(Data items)
========
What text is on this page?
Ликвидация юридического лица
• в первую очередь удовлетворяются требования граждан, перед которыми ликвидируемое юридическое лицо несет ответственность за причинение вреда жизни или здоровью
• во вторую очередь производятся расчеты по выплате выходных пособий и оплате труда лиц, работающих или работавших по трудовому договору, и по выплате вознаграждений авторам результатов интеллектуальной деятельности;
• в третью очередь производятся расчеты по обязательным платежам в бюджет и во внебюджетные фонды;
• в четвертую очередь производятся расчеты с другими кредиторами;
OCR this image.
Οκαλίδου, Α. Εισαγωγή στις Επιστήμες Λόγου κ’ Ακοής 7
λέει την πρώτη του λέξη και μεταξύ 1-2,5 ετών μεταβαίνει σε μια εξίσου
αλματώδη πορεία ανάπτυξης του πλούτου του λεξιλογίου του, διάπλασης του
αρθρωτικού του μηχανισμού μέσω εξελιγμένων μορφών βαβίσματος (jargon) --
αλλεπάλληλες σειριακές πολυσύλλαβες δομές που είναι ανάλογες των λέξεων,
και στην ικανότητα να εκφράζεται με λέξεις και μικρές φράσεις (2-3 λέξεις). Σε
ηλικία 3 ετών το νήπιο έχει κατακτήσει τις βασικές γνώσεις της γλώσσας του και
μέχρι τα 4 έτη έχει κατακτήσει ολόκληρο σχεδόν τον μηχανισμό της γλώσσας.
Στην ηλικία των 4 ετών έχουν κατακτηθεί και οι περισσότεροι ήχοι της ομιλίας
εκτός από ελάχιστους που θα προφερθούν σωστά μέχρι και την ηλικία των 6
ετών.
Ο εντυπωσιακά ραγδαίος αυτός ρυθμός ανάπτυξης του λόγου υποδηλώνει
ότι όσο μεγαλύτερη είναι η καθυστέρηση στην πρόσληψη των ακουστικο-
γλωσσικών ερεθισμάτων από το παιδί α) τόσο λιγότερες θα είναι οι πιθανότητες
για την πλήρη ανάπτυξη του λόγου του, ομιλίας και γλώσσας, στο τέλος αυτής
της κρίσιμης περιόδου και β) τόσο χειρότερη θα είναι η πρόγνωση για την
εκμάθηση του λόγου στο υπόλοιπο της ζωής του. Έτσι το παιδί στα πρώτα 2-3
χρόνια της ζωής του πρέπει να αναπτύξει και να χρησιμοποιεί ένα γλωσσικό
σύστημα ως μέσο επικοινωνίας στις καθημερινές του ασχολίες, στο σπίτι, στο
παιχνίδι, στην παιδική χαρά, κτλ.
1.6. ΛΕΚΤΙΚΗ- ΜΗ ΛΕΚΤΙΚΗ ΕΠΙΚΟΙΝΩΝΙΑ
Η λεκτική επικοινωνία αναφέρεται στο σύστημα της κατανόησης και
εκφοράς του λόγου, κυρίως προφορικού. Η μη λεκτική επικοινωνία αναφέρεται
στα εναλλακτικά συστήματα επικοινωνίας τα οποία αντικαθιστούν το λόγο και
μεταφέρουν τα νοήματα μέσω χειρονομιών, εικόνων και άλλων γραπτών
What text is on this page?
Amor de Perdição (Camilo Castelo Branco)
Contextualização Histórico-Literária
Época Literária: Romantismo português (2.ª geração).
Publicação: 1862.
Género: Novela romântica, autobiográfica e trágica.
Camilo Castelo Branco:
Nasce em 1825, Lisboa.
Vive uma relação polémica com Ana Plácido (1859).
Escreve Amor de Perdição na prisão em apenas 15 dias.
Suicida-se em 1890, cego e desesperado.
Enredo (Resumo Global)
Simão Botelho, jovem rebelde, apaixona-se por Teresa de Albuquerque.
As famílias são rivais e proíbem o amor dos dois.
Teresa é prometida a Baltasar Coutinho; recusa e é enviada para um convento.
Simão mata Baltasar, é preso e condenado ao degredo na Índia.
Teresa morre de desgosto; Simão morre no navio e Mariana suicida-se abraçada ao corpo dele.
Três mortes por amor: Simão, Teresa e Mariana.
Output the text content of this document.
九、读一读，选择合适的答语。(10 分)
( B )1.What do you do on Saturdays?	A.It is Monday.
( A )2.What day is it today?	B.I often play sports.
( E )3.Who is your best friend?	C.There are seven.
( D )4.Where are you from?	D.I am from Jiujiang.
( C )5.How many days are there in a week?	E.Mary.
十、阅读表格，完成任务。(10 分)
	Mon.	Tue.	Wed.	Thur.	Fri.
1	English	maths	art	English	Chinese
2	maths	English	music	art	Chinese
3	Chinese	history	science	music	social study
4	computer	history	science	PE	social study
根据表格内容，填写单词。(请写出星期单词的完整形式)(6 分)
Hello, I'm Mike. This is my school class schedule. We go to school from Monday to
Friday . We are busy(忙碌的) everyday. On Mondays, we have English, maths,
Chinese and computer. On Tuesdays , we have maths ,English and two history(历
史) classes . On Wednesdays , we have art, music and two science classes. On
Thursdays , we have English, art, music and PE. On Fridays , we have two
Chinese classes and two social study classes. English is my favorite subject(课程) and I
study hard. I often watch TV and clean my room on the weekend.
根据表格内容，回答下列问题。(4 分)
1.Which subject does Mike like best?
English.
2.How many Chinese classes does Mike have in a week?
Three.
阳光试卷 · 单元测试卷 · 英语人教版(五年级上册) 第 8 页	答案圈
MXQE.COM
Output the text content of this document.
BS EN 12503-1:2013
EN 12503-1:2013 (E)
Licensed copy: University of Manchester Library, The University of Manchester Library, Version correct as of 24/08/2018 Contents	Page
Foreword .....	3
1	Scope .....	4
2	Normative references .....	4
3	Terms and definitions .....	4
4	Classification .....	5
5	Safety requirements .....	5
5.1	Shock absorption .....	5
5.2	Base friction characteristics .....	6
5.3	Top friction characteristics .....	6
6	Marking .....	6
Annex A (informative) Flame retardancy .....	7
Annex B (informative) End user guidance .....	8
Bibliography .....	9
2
========
**Problem to work on:**
Copy out the lines that hold "Teresa".

**Solved exercise:**
Simão Botelho, jovem rebelde, apaixona-se por Teresa de Albuquerque.
Teresa é prometida a Baltasar Coutinho; recusa e é enviada para um convento.
Teresa morre de desgosto; Simão morre no navio e Mariana suicida-se abraçada ao corpo dele.
Três mortes por amor: Simão, Teresa e Mariana.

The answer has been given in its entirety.